● **The request**
Pick out all lines with the word "this" from the records that follow.

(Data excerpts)
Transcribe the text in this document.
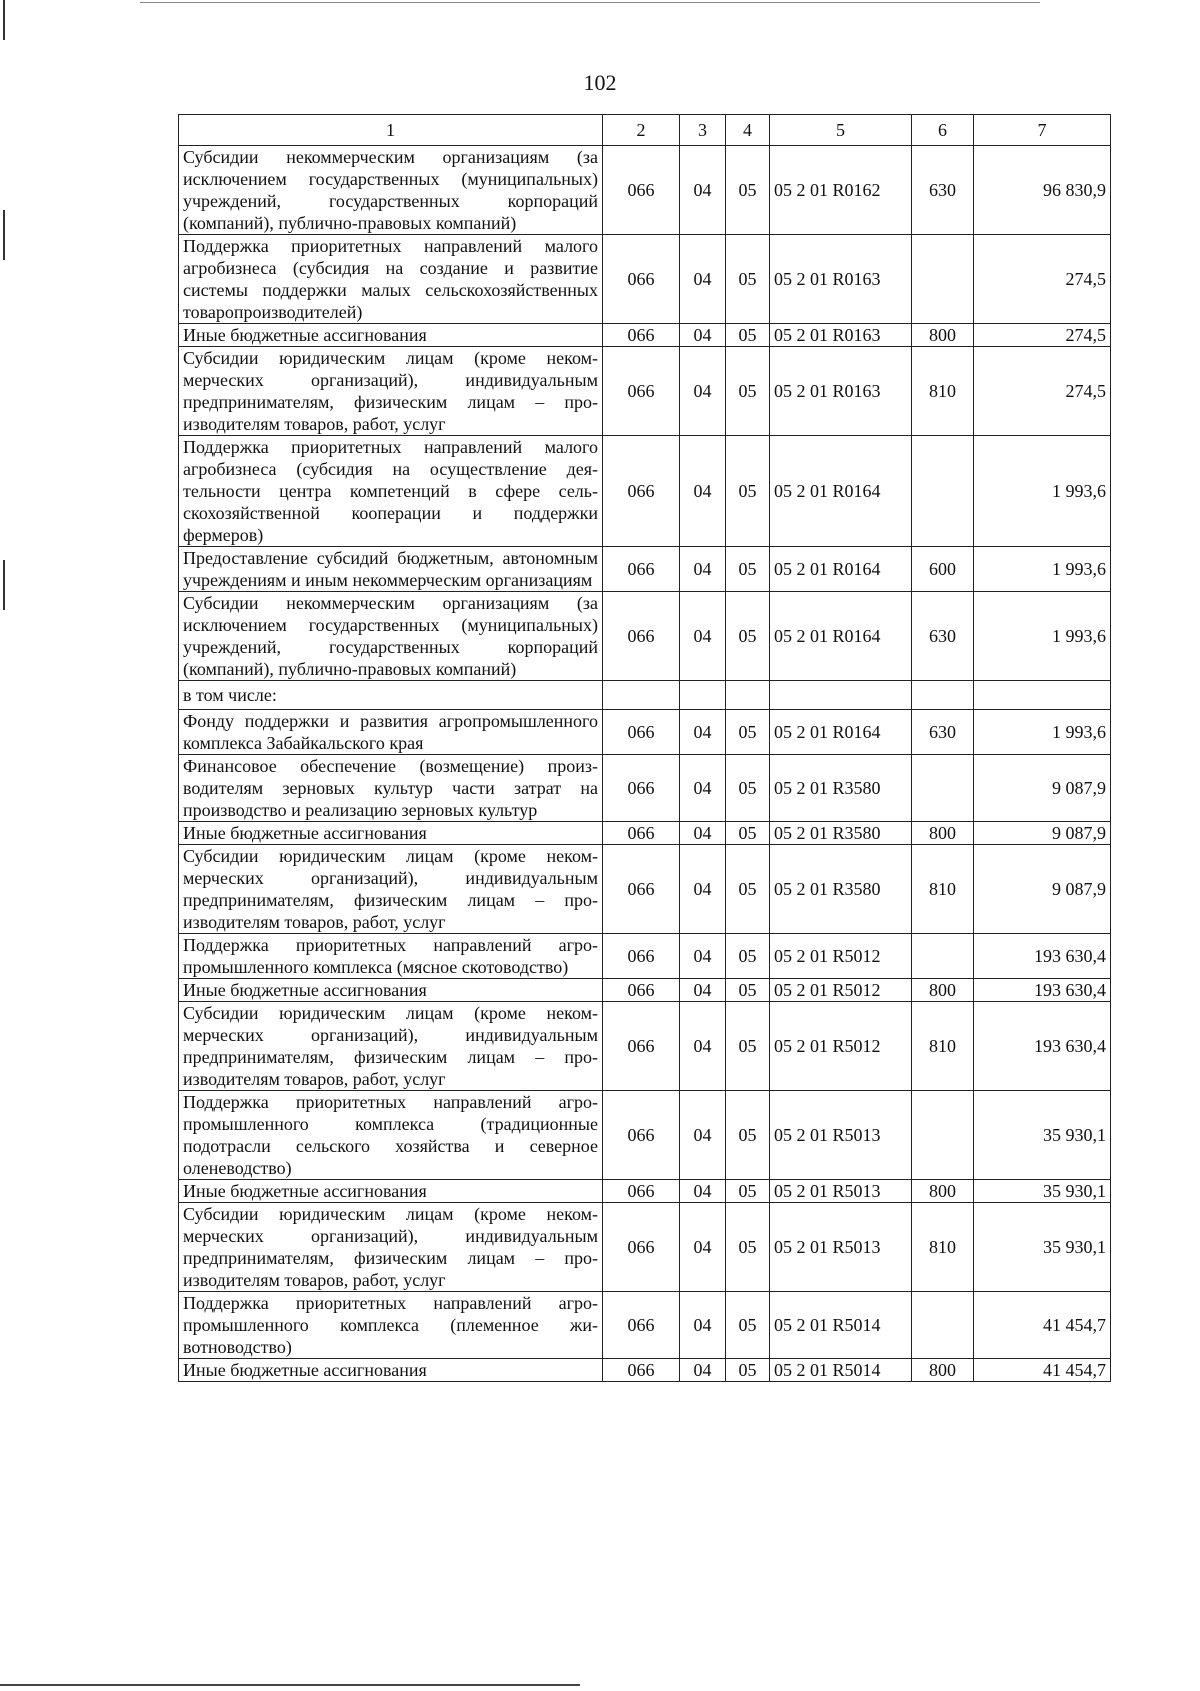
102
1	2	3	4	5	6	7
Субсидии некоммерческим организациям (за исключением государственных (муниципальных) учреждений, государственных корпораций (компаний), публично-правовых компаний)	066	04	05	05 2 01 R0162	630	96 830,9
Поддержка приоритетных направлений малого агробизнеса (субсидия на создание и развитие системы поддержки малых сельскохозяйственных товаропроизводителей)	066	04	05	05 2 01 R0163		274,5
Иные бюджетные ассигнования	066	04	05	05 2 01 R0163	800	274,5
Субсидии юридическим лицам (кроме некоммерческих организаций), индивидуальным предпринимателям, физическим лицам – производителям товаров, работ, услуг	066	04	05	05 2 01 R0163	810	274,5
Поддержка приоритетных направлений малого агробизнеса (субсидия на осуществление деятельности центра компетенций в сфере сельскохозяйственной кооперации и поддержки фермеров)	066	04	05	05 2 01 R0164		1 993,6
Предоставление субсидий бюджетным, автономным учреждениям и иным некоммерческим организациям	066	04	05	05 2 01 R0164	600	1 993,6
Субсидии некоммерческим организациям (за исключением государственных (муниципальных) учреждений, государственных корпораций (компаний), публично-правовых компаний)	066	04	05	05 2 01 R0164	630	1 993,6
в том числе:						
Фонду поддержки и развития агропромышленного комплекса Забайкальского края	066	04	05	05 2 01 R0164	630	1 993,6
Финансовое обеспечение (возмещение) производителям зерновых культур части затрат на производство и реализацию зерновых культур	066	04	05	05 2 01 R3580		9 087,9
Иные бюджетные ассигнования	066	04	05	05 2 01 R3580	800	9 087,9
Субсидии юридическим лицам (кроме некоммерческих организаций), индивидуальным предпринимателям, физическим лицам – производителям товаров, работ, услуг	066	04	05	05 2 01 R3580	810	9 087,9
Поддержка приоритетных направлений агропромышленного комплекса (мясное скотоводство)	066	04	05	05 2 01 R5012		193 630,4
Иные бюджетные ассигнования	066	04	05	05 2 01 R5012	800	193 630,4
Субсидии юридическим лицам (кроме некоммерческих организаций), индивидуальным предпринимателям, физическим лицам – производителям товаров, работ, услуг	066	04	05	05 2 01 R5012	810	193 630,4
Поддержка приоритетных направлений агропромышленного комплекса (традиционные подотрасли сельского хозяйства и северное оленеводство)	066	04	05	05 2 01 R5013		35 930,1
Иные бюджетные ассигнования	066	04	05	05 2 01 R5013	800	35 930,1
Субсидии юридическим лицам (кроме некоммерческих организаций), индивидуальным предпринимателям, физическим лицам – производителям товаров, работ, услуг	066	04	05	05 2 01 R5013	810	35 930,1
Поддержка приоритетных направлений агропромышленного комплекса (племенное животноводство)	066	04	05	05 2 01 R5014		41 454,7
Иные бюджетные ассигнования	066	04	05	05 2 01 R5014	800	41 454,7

--

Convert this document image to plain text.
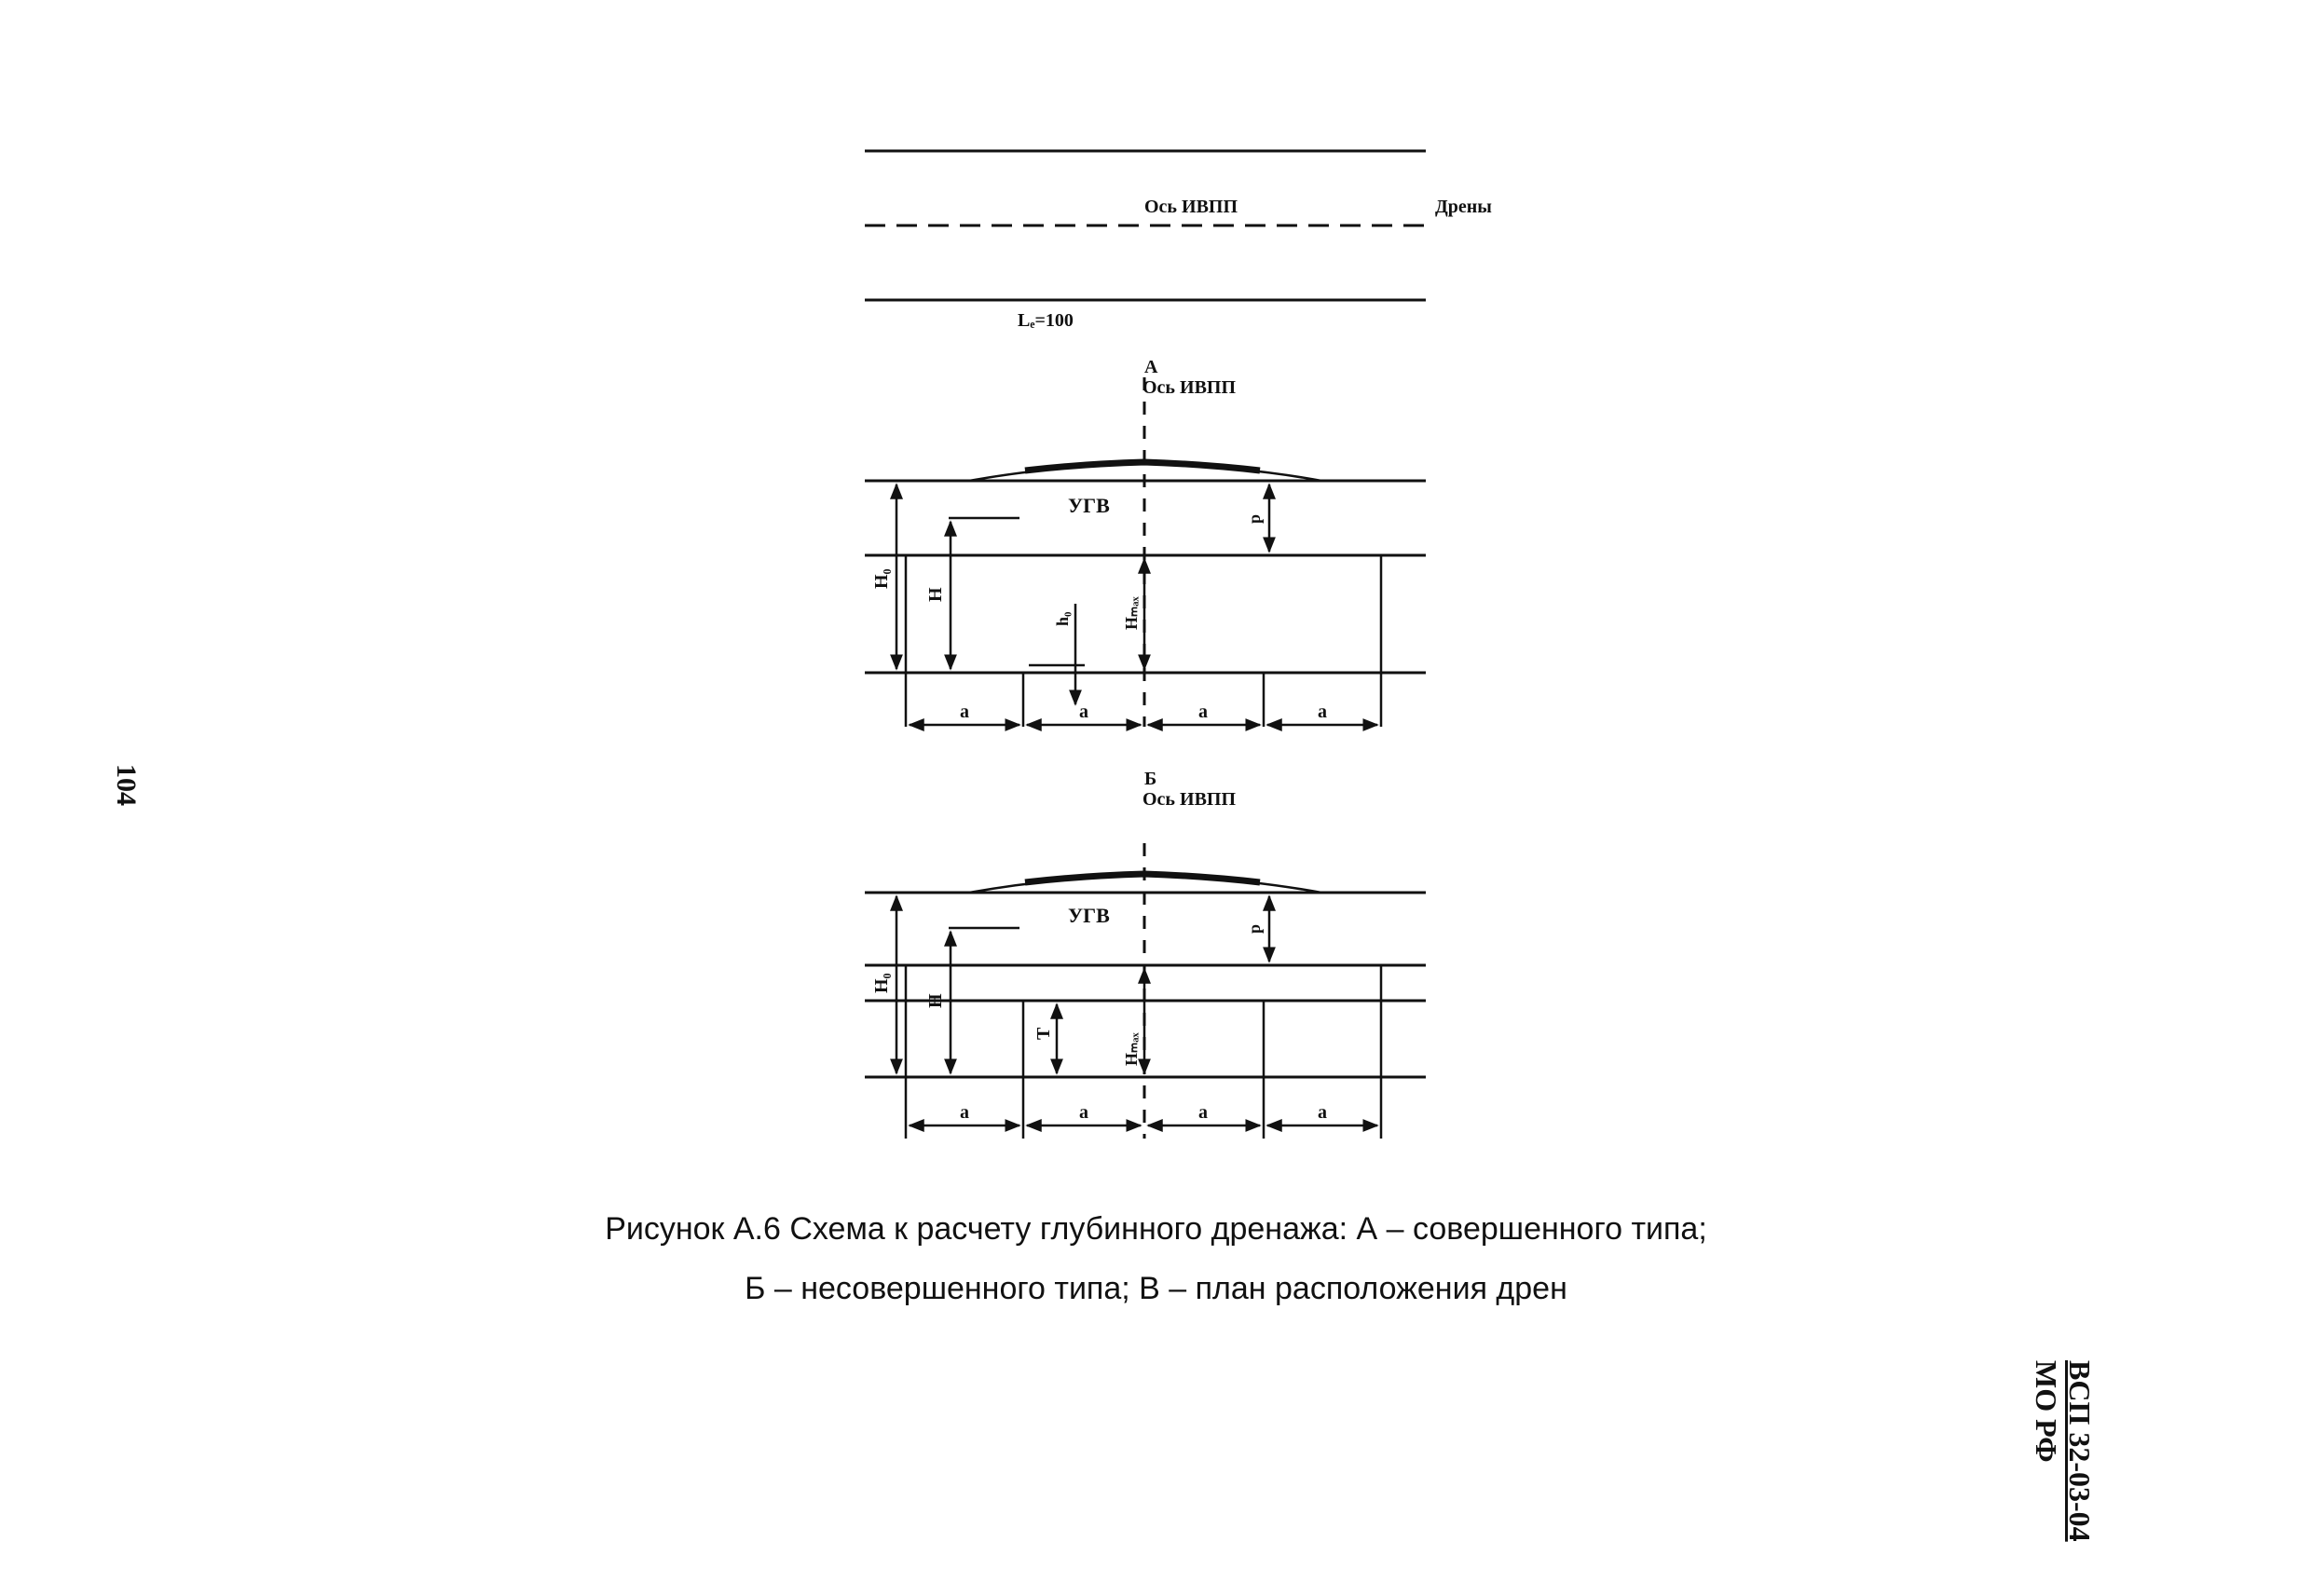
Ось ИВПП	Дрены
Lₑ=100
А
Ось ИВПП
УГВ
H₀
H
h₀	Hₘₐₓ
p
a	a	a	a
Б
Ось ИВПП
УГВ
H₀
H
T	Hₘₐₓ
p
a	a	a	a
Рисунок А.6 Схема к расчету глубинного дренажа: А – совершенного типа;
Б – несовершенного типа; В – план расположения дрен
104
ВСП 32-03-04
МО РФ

---

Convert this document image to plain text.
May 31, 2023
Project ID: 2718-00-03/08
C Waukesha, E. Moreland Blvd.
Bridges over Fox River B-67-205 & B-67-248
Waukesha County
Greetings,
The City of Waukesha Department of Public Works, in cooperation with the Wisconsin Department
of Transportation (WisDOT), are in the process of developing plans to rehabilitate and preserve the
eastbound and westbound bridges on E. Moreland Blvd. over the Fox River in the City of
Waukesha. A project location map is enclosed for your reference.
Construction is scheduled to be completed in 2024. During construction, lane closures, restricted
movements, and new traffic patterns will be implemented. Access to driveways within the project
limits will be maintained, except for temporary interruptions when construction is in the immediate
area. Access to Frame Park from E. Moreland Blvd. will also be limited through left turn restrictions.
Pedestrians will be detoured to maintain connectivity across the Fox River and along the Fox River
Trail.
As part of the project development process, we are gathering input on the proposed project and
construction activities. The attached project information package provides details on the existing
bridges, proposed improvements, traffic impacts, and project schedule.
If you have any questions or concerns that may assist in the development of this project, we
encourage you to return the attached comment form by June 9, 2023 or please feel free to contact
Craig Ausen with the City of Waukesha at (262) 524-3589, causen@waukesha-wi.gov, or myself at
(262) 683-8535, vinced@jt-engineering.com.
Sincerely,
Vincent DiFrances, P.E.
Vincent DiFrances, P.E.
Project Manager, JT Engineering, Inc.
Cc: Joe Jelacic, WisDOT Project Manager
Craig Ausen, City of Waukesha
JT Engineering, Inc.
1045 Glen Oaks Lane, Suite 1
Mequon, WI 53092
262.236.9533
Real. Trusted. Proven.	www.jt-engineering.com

● **Response to the exercise**
Transcribe the text in this document.
Convert this document image to plain text.
Convert this document image to plain text.
If you have any questions or concerns that may assist in the development of this project, we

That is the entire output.